**PROBLEM TO SOLVE**
Gather the lines that hold the string "color".

**Recorded data**
--*--
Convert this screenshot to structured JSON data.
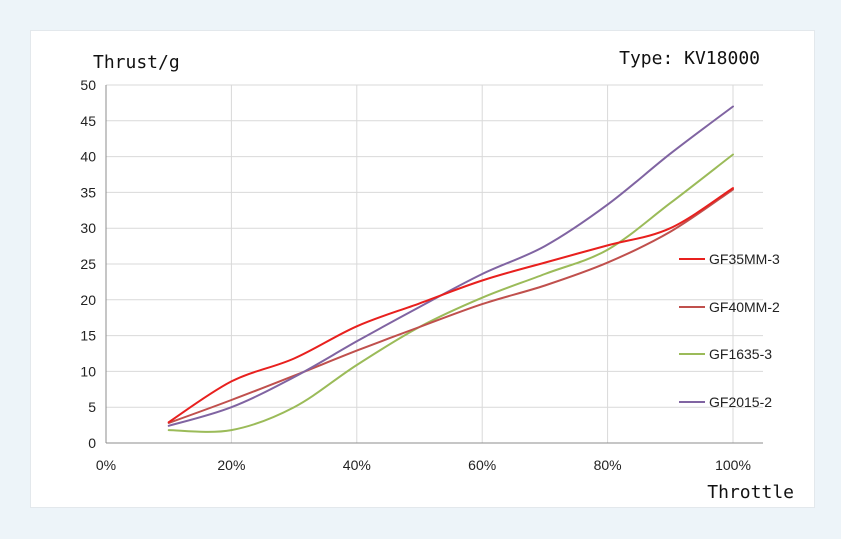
{
  "chart_data": {
    "type": "line",
    "title": "Type: KV18000",
    "ylabel": "Thrust/g",
    "xlabel": "Throttle",
    "xlim": [
      0,
      100
    ],
    "ylim": [
      0,
      50
    ],
    "x_ticks": [
      "0%",
      "20%",
      "40%",
      "60%",
      "80%",
      "100%"
    ],
    "y_ticks": [
      "0",
      "5",
      "10",
      "15",
      "20",
      "25",
      "30",
      "35",
      "40",
      "45",
      "50"
    ],
    "grid": true,
    "legend_position": "right",
    "x": [
      10,
      20,
      30,
      40,
      50,
      60,
      70,
      80,
      90,
      100
    ],
    "series": [
      {
        "name": "GF35MM-3",
        "color": "#e8201e",
        "values": [
          2.9,
          8.6,
          11.8,
          16.3,
          19.5,
          22.7,
          25.2,
          27.6,
          30.0,
          35.6
        ]
      },
      {
        "name": "GF40MM-2",
        "color": "#c0504d",
        "values": [
          2.8,
          6.0,
          9.4,
          12.9,
          16.2,
          19.4,
          22.0,
          25.2,
          29.5,
          35.4
        ]
      },
      {
        "name": "GF1635-3",
        "color": "#9bbb59",
        "values": [
          1.8,
          1.8,
          5.0,
          10.9,
          16.2,
          20.3,
          23.6,
          27.0,
          33.5,
          40.3
        ]
      },
      {
        "name": "GF2015-2",
        "color": "#8064a2",
        "values": [
          2.4,
          5.0,
          9.2,
          14.2,
          19.0,
          23.6,
          27.5,
          33.3,
          40.4,
          47.0
        ]
      }
    ]
  }
}
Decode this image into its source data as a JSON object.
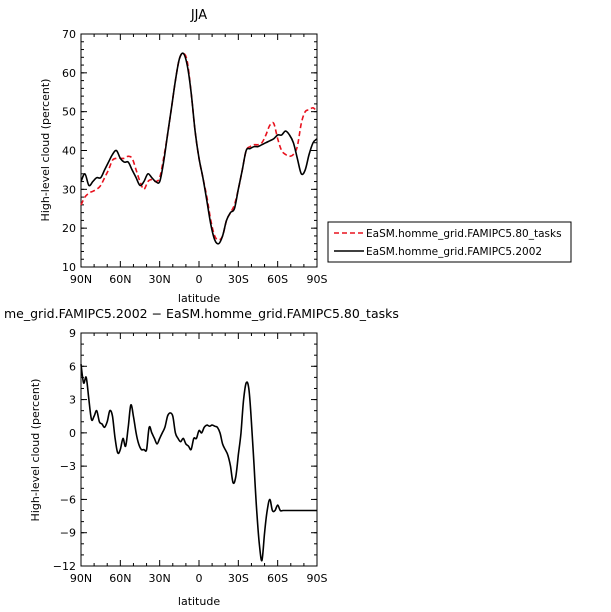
{
  "chart_data": [
    {
      "type": "line",
      "title": "JJA",
      "xlabel": "latitude",
      "ylabel": "High-level cloud (percent)",
      "xlim": [
        -90,
        90
      ],
      "ylim": [
        10,
        70
      ],
      "x_ticks": [
        -90,
        -60,
        -30,
        0,
        30,
        60,
        90
      ],
      "x_tick_labels": [
        "90N",
        "60N",
        "30N",
        "0",
        "30S",
        "60S",
        "90S"
      ],
      "y_ticks": [
        10,
        20,
        30,
        40,
        50,
        60,
        70
      ],
      "y_tick_labels": [
        "10",
        "20",
        "30",
        "40",
        "50",
        "60",
        "70"
      ],
      "legend_placement": "right",
      "series": [
        {
          "name": "EaSM.homme_grid.FAMIPC5.80_tasks",
          "color": "#e8121e",
          "dash": "dashed",
          "x": [
            -90,
            -87,
            -84,
            -81,
            -78,
            -75,
            -72,
            -69,
            -66,
            -63,
            -60,
            -57,
            -54,
            -51,
            -48,
            -45,
            -42,
            -39,
            -36,
            -33,
            -30,
            -27,
            -24,
            -21,
            -18,
            -15,
            -12,
            -9,
            -6,
            -3,
            0,
            3,
            6,
            9,
            12,
            15,
            18,
            21,
            24,
            27,
            30,
            33,
            36,
            39,
            42,
            45,
            48,
            51,
            54,
            57,
            60,
            63,
            66,
            69,
            72,
            75,
            78,
            81,
            84,
            87,
            90
          ],
          "y": [
            26,
            28,
            29,
            29.5,
            30,
            31,
            33,
            35,
            37.5,
            38,
            38,
            38,
            38.5,
            38,
            35,
            32,
            30,
            32,
            32.5,
            32,
            33,
            38,
            44,
            51,
            58,
            63.5,
            65,
            63,
            55,
            45,
            38,
            33,
            28,
            22,
            18,
            17,
            18,
            22,
            24,
            26,
            30,
            35,
            40,
            41,
            41.5,
            41.5,
            42,
            44,
            46.5,
            47,
            43,
            40,
            39,
            38.5,
            39,
            41,
            47,
            50,
            50.5,
            51,
            50
          ]
        },
        {
          "name": "EaSM.homme_grid.FAMIPC5.2002",
          "color": "#000000",
          "dash": "solid",
          "x": [
            -90,
            -87,
            -84,
            -81,
            -78,
            -75,
            -72,
            -69,
            -66,
            -63,
            -60,
            -57,
            -54,
            -51,
            -48,
            -45,
            -42,
            -39,
            -36,
            -33,
            -30,
            -27,
            -24,
            -21,
            -18,
            -15,
            -12,
            -9,
            -6,
            -3,
            0,
            3,
            6,
            9,
            12,
            15,
            18,
            21,
            24,
            27,
            30,
            33,
            36,
            39,
            42,
            45,
            48,
            51,
            54,
            57,
            60,
            63,
            66,
            69,
            72,
            75,
            78,
            81,
            84,
            87,
            90
          ],
          "y": [
            32,
            34,
            31,
            32,
            33,
            33,
            35,
            37,
            39,
            40,
            38,
            37,
            37,
            35,
            33,
            31,
            32,
            34,
            33,
            32,
            32,
            37,
            44,
            51,
            58,
            63.5,
            65,
            62,
            55,
            45,
            38,
            33,
            27,
            21,
            17,
            16,
            18,
            22,
            24,
            25,
            30,
            35,
            40,
            40.5,
            41,
            41,
            41.5,
            42,
            42.5,
            43,
            44,
            44,
            45,
            44,
            42,
            38,
            34,
            35,
            39,
            42,
            43
          ]
        }
      ]
    },
    {
      "type": "line",
      "title": "me_grid.FAMIPC5.2002 − EaSM.homme_grid.FAMIPC5.80_tasks",
      "xlabel": "latitude",
      "ylabel": "High-level cloud (percent)",
      "xlim": [
        -90,
        90
      ],
      "ylim": [
        -12,
        9
      ],
      "x_ticks": [
        -90,
        -60,
        -30,
        0,
        30,
        60,
        90
      ],
      "x_tick_labels": [
        "90N",
        "60N",
        "30N",
        "0",
        "30S",
        "60S",
        "90S"
      ],
      "y_ticks": [
        -12,
        -9,
        -6,
        -3,
        0,
        3,
        6,
        9
      ],
      "y_tick_labels": [
        "−12",
        "−9",
        "−6",
        "−3",
        "0",
        "3",
        "6",
        "9"
      ],
      "series": [
        {
          "color": "#000000",
          "dash": "solid",
          "x": [
            -90,
            -88,
            -86,
            -84,
            -82,
            -80,
            -78,
            -76,
            -74,
            -72,
            -70,
            -68,
            -66,
            -64,
            -62,
            -60,
            -58,
            -56,
            -54,
            -52,
            -50,
            -48,
            -46,
            -44,
            -42,
            -40,
            -38,
            -36,
            -34,
            -32,
            -30,
            -28,
            -26,
            -24,
            -22,
            -20,
            -18,
            -16,
            -14,
            -12,
            -10,
            -8,
            -6,
            -4,
            -2,
            0,
            2,
            4,
            6,
            8,
            10,
            12,
            14,
            16,
            18,
            20,
            22,
            24,
            26,
            28,
            30,
            32,
            34,
            36,
            38,
            40,
            42,
            44,
            46,
            48,
            50,
            52,
            54,
            56,
            58,
            60,
            62,
            64,
            66,
            68,
            70,
            72,
            74,
            76,
            78,
            80,
            82,
            84,
            86,
            88,
            90
          ],
          "y": [
            6.2,
            4.5,
            5,
            3,
            1.2,
            1.5,
            2,
            1,
            0.8,
            0.5,
            1,
            2,
            1.5,
            -0.5,
            -1.8,
            -1.5,
            -0.5,
            -1.2,
            0.5,
            2.5,
            1.5,
            0,
            -1,
            -1.5,
            -1.5,
            -1.5,
            0.5,
            0,
            -0.5,
            -1,
            -0.5,
            0,
            0.5,
            1.5,
            1.8,
            1.5,
            0,
            -0.5,
            -0.8,
            -0.5,
            -1,
            -1.2,
            -1.5,
            -0.5,
            -0.5,
            0.2,
            0,
            0.5,
            0.7,
            0.6,
            0.7,
            0.6,
            0.5,
            0,
            -1,
            -1.5,
            -2,
            -3,
            -4.5,
            -4,
            -2,
            0,
            3,
            4.5,
            4,
            1,
            -3,
            -7,
            -10,
            -11.5,
            -9,
            -7,
            -6,
            -7,
            -7,
            -6.5,
            -7,
            -7,
            -7,
            -7,
            -7,
            -7,
            -7,
            -7,
            -7,
            -7,
            -7,
            -7,
            -7,
            -7,
            -7
          ]
        }
      ]
    }
  ]
}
--*--
**WRITTEN REPLY**
        "color": "#e8201e",
        "color": "#c0504d",
        "color": "#9bbb59",
        "color": "#8064a2",
          "color": "#e8121e",
          "color": "#000000",
          "color": "#000000",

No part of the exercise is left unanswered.